FormalPara Ergebnisse.

Die 3 Arme waren in den Ausgangsparametern gut vergleichbar. Mit einer mittleren Krankheitsdauer von 10 Jahren handelt es sich nicht um Frühfälle. Die Überlegenheit im Vergleich zu Placebo wurde von Baricitinib und Adalimumab sowohl in den klinischen Aktivitätsparametern, dem funktionellen Outcome als auch in der Röntgenprogression eindrücklich erreicht. Darüber hinaus zeigte sich in Woche 12 eine Überlegenheit des TKI gegenüber Adalimumab in der Absenkung des DAS28-CRP (−2,24 bei Baricitinib, −1,95 bei Adalimumab) und dem ACR20-Ansprechen (70 % vs. 61 %). Auch im ACR50- und ACR70-Ansprechen erzielte Baricitinib in der Mehrzahl der Vergleichszeitpunkte signifikant bessere Werte als der TNF-Inhibitor. 27 % der Placebogruppe wechselten in den Rescue-Arm, unter Adalimumab wechselten 15 %, unter Baricitinib 9 %. Klinisch bedeutsame Unterschiede in der radiographischen Progression waren zwischen Baricitinib und Adalimumab nicht auszumachen.
================================
Was zu tun ist:
• 1. Prüfen Sie, ob die Aussagen (a) bis (c) mit dem Ergebnistext zu Baricitinib und Adalimumab übereinstimmen, und beantworten Sie jede mit Ja oder Nein samt wörtlich zitierter, entscheidender Textstelle. (a) Die mittlere Krankheitsdauer betrug 10 Jahre. (b) Unter Baricitinib wechselte ein größerer Anteil in den Rescue-Arm als unter Adalimumab. (c) Bei der radiographischen Progression schnitt Baricitinib klinisch bedeutsam besser ab als Adalimumab.
• 2. Greifen Sie den Ergebnistext zu Baricitinib und Adalimumab bitte dort auf, wo er endet, und setzen Sie ihn fort.

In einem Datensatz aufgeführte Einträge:
================================
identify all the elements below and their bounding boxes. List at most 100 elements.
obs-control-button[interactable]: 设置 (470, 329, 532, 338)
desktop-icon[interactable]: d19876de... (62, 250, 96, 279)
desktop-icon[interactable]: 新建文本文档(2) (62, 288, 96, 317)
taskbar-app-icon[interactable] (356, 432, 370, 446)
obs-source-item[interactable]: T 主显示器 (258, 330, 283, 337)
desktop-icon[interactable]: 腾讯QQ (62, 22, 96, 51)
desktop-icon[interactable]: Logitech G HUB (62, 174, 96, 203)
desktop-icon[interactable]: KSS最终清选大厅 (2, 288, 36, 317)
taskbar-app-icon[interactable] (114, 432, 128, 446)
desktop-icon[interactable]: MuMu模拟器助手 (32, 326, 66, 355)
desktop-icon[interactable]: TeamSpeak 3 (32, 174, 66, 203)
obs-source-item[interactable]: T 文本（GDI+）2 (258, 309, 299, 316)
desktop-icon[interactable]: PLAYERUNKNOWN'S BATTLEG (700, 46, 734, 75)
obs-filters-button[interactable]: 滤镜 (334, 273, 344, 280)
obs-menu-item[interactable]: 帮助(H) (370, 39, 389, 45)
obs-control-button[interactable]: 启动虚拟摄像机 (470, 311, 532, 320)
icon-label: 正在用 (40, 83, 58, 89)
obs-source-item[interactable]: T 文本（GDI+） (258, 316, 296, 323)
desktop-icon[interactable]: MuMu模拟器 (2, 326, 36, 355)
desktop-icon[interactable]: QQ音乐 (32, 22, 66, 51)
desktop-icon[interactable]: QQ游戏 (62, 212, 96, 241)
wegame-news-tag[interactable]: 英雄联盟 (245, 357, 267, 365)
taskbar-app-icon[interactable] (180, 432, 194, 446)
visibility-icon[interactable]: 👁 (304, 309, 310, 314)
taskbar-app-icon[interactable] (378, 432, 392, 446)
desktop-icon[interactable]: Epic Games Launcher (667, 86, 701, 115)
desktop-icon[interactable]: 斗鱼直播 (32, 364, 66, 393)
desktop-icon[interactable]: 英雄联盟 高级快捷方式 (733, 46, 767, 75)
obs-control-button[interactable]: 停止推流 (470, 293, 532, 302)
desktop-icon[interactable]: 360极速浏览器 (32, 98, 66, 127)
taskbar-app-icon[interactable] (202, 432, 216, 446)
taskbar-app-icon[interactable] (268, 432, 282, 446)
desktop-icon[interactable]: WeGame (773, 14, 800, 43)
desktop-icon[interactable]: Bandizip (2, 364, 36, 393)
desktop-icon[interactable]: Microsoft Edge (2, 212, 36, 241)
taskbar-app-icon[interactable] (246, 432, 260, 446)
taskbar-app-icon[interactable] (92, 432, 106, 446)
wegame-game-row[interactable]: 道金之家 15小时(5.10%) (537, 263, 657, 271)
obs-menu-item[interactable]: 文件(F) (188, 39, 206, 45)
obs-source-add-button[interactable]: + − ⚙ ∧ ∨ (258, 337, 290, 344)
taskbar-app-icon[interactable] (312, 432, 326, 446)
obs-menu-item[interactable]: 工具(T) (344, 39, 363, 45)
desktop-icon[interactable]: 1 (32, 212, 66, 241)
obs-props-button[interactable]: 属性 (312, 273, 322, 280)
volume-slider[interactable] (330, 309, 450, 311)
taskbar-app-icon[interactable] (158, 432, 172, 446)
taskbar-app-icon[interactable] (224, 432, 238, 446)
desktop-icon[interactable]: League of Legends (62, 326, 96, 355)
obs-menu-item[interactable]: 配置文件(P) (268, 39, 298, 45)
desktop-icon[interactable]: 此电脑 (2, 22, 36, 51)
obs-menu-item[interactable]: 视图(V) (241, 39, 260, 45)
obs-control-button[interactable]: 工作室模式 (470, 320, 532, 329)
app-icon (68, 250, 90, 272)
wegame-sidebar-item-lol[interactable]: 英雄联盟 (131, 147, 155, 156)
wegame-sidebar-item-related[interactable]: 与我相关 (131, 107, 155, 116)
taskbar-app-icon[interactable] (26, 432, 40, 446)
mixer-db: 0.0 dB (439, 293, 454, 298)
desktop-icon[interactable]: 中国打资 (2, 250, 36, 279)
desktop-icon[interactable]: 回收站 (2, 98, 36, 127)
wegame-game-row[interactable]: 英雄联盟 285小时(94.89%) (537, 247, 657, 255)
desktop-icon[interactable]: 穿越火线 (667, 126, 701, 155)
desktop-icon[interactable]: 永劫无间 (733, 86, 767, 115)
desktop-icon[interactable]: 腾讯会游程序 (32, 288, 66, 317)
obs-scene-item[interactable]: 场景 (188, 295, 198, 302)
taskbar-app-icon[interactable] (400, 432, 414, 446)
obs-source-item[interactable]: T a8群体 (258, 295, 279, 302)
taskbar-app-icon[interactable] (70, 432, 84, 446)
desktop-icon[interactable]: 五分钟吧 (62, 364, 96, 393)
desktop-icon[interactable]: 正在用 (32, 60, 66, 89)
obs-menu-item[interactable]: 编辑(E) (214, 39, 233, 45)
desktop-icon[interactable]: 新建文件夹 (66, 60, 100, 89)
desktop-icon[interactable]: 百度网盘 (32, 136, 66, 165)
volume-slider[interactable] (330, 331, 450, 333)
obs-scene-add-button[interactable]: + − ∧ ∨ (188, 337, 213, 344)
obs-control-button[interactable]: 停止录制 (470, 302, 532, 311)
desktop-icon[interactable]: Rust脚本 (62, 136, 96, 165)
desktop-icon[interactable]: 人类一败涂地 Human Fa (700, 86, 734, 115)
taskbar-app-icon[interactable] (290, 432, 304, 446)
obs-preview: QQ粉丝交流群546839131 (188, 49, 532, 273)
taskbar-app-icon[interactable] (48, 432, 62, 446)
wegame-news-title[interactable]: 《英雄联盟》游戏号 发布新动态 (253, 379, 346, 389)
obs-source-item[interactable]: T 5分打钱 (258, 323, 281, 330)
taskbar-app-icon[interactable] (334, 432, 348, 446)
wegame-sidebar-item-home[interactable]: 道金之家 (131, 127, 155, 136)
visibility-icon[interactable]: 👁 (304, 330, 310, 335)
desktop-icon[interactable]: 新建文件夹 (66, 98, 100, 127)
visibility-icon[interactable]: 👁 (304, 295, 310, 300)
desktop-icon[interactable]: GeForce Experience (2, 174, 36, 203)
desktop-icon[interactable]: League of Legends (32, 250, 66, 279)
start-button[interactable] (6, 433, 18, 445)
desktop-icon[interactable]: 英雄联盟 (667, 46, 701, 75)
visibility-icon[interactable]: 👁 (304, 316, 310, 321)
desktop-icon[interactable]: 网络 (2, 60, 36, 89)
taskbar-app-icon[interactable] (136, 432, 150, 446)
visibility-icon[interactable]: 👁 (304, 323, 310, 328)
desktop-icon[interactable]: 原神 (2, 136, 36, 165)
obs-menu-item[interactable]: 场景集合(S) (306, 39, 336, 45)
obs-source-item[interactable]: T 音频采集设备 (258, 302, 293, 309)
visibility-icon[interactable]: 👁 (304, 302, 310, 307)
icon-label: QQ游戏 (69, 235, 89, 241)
================================
Lösungen je Aufgabe:
• 1.
(a) Ja: „Mit einer mittleren Krankheitsdauer von 10 Jahren handelt es sich nicht um Frühfälle.“
(b) Nein: „unter Adalimumab wechselten 15 %, unter Baricitinib 9 %“
(c) Nein: „Klinisch bedeutsame Unterschiede in der radiographischen Progression waren zwischen Baricitinib und Adalimumab nicht auszumachen.“

• 2.
5 % der mit Baricitinib behandelten Patienten schieden wegen unerwünschter Ereignisse aus der Studie aus, unter Placebo waren dies 3 %, unter Adalimumab 2 %. Unterschiede in der (sehr geringen) Rate an Todes- und Malignomfällen ergaben sich zwischen den Gruppen nicht. Unter Baricitinib kam es nicht zu vermehrten infektiösen Ereignissen, Herpes-zoster- oder opportunistischen Infektionen. Fälle von Neutropenie waren nicht häufiger als unter Adalimumab. Kleine Anstiege des Serumkreatinins, des Low-density-Lipoproteins und der Kreatinkinase, die unter Baricitinib etwas stärker ausfielen als unter Adalimumab, wurden als nicht relevant erachtet.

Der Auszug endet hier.